**What this task involves**
Work out how many lines contain "ffffff". Reply with the count alone.

***** Provided records *****

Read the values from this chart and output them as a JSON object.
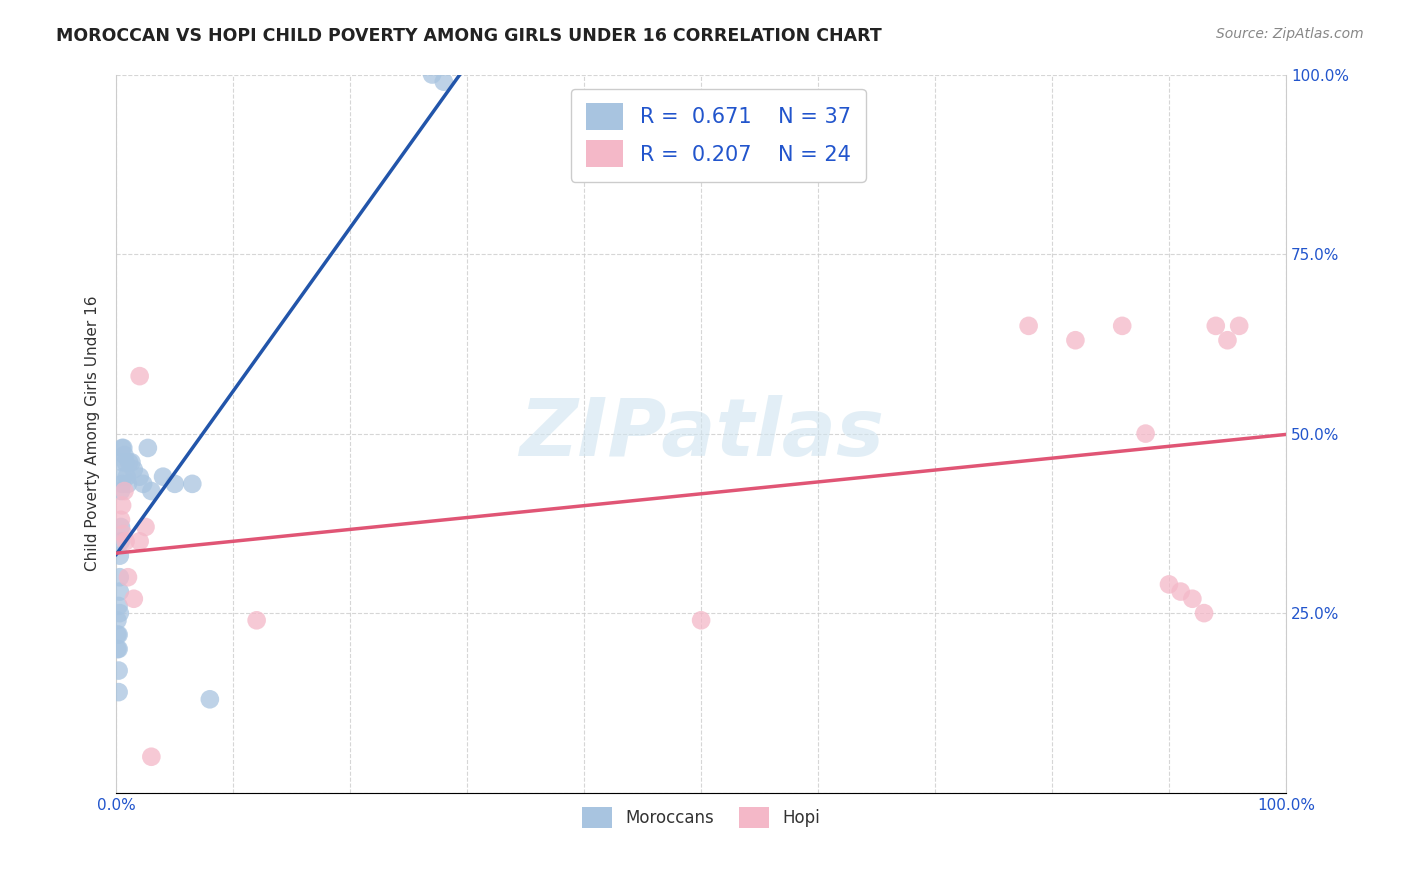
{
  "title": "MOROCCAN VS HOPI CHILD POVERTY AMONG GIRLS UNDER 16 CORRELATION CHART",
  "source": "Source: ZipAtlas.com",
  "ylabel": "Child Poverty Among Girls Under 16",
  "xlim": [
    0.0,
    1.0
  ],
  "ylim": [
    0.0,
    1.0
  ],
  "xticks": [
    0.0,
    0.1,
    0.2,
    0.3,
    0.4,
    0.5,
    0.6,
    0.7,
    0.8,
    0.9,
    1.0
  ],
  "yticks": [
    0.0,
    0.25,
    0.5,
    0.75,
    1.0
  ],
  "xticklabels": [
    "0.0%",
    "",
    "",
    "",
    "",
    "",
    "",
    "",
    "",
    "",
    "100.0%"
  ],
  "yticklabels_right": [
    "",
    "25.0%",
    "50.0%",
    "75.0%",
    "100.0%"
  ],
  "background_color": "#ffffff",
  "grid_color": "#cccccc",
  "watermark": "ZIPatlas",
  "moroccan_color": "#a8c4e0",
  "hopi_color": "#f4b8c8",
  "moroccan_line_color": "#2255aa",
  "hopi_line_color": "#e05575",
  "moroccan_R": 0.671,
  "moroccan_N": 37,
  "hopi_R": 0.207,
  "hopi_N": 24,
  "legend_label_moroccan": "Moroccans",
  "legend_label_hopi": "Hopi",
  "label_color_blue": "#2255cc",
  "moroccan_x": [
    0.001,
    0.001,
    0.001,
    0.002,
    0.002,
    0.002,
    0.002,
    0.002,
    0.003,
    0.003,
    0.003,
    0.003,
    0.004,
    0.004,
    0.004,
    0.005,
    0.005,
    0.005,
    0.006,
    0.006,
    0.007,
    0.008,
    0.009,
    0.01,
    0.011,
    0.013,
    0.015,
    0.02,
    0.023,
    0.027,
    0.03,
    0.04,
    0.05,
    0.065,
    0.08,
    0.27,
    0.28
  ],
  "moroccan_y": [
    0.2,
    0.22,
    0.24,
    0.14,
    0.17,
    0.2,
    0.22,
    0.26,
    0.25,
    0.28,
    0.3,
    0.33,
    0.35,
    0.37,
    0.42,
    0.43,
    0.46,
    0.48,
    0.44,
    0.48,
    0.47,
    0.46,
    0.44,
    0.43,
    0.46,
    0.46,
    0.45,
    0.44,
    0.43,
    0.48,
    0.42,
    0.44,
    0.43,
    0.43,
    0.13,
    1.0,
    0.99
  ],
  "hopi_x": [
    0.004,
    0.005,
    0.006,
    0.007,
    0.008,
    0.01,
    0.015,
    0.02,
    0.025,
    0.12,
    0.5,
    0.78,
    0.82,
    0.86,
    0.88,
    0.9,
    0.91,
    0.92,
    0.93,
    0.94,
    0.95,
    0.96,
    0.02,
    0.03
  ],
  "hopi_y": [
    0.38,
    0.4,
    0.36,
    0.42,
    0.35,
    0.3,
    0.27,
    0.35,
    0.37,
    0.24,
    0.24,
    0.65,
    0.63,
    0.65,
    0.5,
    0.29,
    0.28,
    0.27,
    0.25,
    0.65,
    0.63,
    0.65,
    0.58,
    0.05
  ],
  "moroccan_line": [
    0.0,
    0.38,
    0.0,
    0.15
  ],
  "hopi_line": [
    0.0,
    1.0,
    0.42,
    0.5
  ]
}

*****
***** Provided records *****

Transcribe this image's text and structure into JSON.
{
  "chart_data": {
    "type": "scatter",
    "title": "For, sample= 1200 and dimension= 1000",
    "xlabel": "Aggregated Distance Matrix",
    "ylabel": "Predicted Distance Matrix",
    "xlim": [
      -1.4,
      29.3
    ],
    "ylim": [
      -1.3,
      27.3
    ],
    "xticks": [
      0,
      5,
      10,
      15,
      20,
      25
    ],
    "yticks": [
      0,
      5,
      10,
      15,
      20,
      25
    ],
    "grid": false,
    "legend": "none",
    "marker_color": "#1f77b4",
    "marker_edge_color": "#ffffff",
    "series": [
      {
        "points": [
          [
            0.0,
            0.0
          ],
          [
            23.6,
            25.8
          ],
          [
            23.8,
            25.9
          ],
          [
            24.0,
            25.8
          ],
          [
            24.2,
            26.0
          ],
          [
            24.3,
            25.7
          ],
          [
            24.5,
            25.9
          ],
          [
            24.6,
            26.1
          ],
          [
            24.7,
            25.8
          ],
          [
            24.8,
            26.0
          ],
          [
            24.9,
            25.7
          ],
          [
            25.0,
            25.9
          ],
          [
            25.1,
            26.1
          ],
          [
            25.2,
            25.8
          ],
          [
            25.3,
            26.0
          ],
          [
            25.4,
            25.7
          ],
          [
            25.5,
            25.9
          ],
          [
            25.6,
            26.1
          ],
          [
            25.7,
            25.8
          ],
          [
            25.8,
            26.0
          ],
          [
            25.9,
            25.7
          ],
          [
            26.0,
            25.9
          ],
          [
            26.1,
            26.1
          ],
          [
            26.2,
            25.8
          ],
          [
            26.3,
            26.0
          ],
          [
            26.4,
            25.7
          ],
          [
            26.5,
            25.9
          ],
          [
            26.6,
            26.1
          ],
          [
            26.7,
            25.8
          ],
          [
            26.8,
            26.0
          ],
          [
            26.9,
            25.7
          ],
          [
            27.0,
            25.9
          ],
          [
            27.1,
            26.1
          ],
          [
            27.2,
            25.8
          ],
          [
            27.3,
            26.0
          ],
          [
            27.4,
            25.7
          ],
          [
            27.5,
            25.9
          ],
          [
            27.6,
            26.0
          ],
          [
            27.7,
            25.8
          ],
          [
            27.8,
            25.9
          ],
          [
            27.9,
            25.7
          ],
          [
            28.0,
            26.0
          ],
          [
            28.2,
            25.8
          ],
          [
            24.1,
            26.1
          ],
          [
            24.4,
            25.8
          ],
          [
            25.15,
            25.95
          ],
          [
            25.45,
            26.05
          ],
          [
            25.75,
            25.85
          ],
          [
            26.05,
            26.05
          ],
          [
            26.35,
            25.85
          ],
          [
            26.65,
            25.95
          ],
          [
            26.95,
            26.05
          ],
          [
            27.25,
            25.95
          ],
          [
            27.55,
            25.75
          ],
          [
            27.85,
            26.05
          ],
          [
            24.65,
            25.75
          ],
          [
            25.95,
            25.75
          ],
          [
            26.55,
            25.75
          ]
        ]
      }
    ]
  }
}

*****
***** Provided records *****

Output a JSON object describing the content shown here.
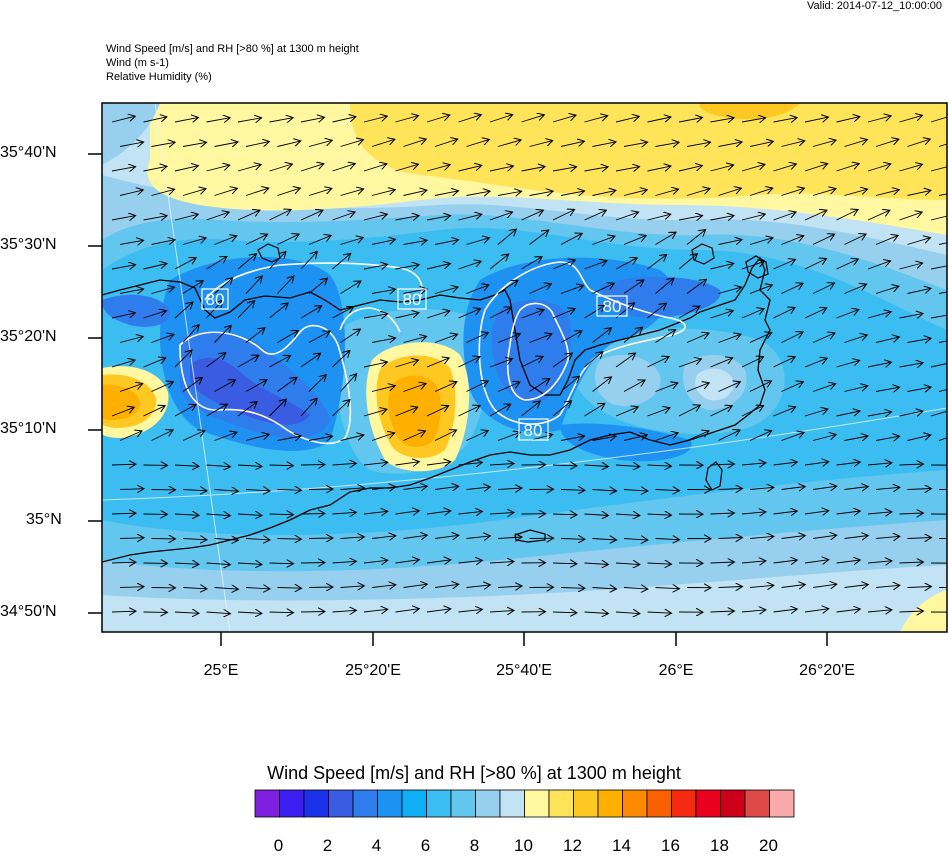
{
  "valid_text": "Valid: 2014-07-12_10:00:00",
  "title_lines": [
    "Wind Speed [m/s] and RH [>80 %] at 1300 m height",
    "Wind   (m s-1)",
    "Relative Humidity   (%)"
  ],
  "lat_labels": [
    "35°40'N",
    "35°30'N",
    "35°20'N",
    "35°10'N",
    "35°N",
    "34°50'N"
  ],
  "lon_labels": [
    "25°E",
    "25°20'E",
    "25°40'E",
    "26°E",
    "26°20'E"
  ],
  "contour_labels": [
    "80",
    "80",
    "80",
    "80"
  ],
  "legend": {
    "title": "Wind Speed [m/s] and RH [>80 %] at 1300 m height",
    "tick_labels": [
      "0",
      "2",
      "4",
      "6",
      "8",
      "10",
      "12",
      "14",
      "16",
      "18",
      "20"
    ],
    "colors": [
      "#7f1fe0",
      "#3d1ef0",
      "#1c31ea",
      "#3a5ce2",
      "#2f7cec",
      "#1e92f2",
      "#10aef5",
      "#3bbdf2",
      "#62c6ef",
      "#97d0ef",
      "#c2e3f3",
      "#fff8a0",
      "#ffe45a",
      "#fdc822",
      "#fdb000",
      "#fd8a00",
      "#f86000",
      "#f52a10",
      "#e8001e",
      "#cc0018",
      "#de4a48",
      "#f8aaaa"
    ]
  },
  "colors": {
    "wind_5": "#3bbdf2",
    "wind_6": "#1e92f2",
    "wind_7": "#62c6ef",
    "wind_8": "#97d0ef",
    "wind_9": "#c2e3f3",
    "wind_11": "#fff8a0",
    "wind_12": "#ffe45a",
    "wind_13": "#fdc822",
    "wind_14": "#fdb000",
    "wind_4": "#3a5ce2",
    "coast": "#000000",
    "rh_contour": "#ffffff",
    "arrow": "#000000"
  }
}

*****

**Exercise response**
3